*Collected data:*
————————

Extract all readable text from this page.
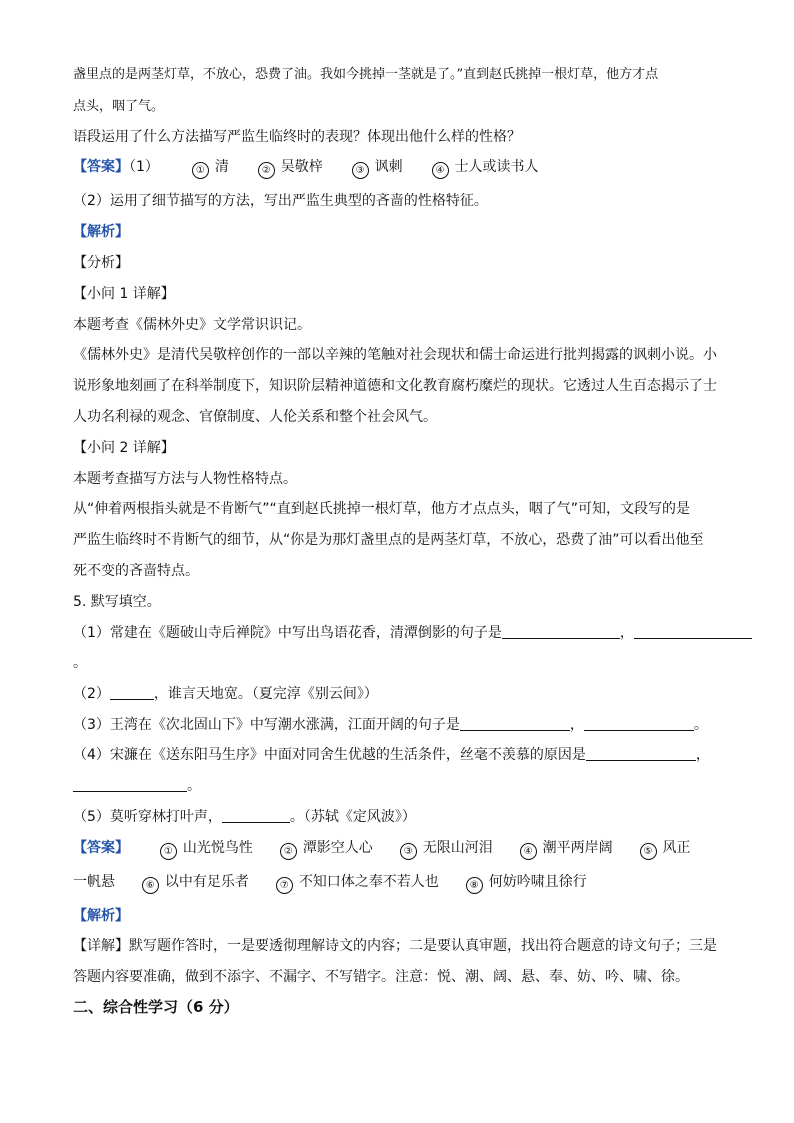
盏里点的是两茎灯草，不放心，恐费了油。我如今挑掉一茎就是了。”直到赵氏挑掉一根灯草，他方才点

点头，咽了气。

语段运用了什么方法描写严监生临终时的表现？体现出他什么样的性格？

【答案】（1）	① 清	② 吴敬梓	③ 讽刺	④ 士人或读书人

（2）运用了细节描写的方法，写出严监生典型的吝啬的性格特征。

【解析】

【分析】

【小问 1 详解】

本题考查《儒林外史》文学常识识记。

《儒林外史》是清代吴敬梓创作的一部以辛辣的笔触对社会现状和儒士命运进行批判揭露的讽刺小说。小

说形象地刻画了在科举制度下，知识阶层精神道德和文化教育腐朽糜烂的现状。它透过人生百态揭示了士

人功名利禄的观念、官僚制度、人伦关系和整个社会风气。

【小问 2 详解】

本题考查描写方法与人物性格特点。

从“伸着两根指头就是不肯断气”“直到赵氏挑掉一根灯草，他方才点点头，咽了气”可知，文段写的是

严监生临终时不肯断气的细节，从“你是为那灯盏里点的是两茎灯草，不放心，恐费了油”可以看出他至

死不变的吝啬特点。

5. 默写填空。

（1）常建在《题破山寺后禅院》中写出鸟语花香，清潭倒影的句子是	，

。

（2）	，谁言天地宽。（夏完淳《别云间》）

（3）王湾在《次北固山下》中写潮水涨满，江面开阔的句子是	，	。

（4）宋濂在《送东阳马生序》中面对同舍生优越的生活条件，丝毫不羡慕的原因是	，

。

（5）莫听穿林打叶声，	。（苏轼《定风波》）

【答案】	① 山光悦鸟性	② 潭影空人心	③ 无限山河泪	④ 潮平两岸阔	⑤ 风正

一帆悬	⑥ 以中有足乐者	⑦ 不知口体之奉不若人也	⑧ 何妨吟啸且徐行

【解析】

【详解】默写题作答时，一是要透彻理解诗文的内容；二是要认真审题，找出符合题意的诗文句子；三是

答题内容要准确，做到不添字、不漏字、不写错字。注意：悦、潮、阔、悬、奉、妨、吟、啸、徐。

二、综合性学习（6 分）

————————

*The exercise:*
Exclude the pictures, and transcribe all of the material exactly.

*Worked answer:*
Extract all readable text from this page.
盏里点的是两茎灯草，不放心，恐费了油。我如今挑掉一茎就是了。”直到赵氏挑掉一根灯草，他方才点

点头，咽了气。

语段运用了什么方法描写严监生临终时的表现？体现出他什么样的性格？

【答案】（1）	① 清	② 吴敬梓	③ 讽刺	④ 士人或读书人

（2）运用了细节描写的方法，写出严监生典型的吝啬的性格特征。

【解析】

【分析】

【小问 1 详解】

本题考查《儒林外史》文学常识识记。

《儒林外史》是清代吴敬梓创作的一部以辛辣的笔触对社会现状和儒士命运进行批判揭露的讽刺小说。小

说形象地刻画了在科举制度下，知识阶层精神道德和文化教育腐朽糜烂的现状。它透过人生百态揭示了士

人功名利禄的观念、官僚制度、人伦关系和整个社会风气。

【小问 2 详解】

本题考查描写方法与人物性格特点。

从“伸着两根指头就是不肯断气”“直到赵氏挑掉一根灯草，他方才点点头，咽了气”可知，文段写的是

严监生临终时不肯断气的细节，从“你是为那灯盏里点的是两茎灯草，不放心，恐费了油”可以看出他至

死不变的吝啬特点。

5. 默写填空。

（1）常建在《题破山寺后禅院》中写出鸟语花香，清潭倒影的句子是	，

。

（2）	，谁言天地宽。（夏完淳《别云间》）

（3）王湾在《次北固山下》中写潮水涨满，江面开阔的句子是	，	。

（4）宋濂在《送东阳马生序》中面对同舍生优越的生活条件，丝毫不羡慕的原因是	，

。

（5）莫听穿林打叶声，	。（苏轼《定风波》）

【答案】	① 山光悦鸟性	② 潭影空人心	③ 无限山河泪	④ 潮平两岸阔	⑤ 风正

一帆悬	⑥ 以中有足乐者	⑦ 不知口体之奉不若人也	⑧ 何妨吟啸且徐行

【解析】

【详解】默写题作答时，一是要透彻理解诗文的内容；二是要认真审题，找出符合题意的诗文句子；三是

答题内容要准确，做到不添字、不漏字、不写错字。注意：悦、潮、阔、悬、奉、妨、吟、啸、徐。

二、综合性学习（6 分）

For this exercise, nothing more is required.